_TASK BRIEF_
Copy out all lines that hold "trình".

_RECORDS FOR PROCESSING_
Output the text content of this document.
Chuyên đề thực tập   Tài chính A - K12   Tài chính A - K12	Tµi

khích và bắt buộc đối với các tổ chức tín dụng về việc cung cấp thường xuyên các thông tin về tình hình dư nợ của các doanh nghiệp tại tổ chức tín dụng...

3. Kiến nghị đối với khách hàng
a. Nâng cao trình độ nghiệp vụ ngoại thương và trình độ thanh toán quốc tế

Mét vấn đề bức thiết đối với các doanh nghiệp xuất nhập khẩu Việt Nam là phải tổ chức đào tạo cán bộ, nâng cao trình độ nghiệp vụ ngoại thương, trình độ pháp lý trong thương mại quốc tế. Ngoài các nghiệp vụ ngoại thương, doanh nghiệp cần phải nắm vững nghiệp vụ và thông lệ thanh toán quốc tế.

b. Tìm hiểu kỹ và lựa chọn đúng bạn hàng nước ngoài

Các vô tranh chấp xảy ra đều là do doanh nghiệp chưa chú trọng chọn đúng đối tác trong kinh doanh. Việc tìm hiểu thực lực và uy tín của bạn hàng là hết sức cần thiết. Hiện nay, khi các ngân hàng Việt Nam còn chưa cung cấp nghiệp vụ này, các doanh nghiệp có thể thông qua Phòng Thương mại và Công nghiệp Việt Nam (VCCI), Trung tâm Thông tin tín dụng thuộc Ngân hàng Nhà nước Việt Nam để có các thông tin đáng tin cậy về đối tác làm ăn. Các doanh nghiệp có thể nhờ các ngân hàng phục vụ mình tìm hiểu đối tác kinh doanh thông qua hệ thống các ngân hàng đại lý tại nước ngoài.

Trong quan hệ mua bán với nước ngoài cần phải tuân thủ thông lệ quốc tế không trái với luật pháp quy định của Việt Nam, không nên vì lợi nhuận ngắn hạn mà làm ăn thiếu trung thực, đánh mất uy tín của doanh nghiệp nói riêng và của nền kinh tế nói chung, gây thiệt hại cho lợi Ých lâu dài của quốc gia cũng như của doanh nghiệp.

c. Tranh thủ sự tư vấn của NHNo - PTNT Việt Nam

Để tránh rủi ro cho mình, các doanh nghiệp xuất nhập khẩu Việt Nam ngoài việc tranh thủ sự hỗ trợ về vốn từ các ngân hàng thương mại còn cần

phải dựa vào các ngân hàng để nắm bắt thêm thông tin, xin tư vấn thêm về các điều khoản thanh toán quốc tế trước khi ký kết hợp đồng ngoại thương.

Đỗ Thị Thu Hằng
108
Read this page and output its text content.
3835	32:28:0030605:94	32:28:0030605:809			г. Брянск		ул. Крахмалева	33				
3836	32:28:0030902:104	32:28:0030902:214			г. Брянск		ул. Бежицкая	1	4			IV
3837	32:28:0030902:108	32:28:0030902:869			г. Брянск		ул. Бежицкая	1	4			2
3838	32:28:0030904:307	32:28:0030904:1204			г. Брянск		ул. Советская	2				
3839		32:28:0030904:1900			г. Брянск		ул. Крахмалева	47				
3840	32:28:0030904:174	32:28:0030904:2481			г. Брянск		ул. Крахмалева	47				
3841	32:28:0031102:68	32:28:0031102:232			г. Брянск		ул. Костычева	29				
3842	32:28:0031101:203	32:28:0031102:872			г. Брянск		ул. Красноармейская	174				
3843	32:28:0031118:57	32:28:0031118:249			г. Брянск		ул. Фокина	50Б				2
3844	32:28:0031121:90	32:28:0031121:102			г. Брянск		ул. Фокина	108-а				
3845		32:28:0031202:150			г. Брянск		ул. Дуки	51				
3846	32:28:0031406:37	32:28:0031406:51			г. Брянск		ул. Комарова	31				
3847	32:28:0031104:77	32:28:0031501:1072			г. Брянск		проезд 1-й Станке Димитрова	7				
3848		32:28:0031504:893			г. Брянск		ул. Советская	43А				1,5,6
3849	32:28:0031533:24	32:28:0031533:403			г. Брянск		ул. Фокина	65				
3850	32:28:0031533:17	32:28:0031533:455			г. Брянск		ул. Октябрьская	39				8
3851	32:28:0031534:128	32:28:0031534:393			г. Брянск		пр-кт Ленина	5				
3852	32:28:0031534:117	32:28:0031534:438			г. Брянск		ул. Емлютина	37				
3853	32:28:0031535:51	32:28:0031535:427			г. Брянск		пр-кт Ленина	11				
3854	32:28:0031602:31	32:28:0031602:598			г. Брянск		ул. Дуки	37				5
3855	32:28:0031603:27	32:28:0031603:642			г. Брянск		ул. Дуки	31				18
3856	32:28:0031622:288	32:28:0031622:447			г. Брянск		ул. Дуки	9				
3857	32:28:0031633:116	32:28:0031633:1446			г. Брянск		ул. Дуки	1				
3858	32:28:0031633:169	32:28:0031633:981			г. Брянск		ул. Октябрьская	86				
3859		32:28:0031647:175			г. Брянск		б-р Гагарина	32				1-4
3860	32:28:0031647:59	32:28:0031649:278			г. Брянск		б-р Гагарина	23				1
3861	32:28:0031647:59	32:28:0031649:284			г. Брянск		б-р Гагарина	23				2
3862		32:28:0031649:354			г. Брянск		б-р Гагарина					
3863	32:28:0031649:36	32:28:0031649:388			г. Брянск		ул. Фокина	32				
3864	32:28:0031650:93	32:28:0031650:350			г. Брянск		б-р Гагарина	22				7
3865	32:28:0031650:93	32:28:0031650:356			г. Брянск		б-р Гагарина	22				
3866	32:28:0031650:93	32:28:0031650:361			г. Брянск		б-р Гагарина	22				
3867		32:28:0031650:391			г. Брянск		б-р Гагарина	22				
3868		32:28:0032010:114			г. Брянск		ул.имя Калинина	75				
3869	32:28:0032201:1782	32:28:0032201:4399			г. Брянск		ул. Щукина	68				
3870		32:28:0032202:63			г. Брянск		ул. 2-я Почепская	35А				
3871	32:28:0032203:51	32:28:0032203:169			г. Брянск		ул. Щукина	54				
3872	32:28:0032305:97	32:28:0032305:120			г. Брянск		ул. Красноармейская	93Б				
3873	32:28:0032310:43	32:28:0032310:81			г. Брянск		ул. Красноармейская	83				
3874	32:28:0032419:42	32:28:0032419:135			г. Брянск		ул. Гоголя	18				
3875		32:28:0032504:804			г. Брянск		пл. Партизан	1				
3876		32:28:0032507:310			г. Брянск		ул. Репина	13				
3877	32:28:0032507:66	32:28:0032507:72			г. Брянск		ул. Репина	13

_ANSWER FOR THE TASK_
a. Nâng cao trình độ nghiệp vụ ngoại thương và trình độ thanh toán quốc tế
Mét vấn đề bức thiết đối với các doanh nghiệp xuất nhập khẩu Việt Nam là phải tổ chức đào tạo cán bộ, nâng cao trình độ nghiệp vụ ngoại thương, trình độ pháp lý trong thương mại quốc tế. Ngoài các nghiệp vụ ngoại thương, doanh nghiệp cần phải nắm vững nghiệp vụ và thông lệ thanh toán quốc tế.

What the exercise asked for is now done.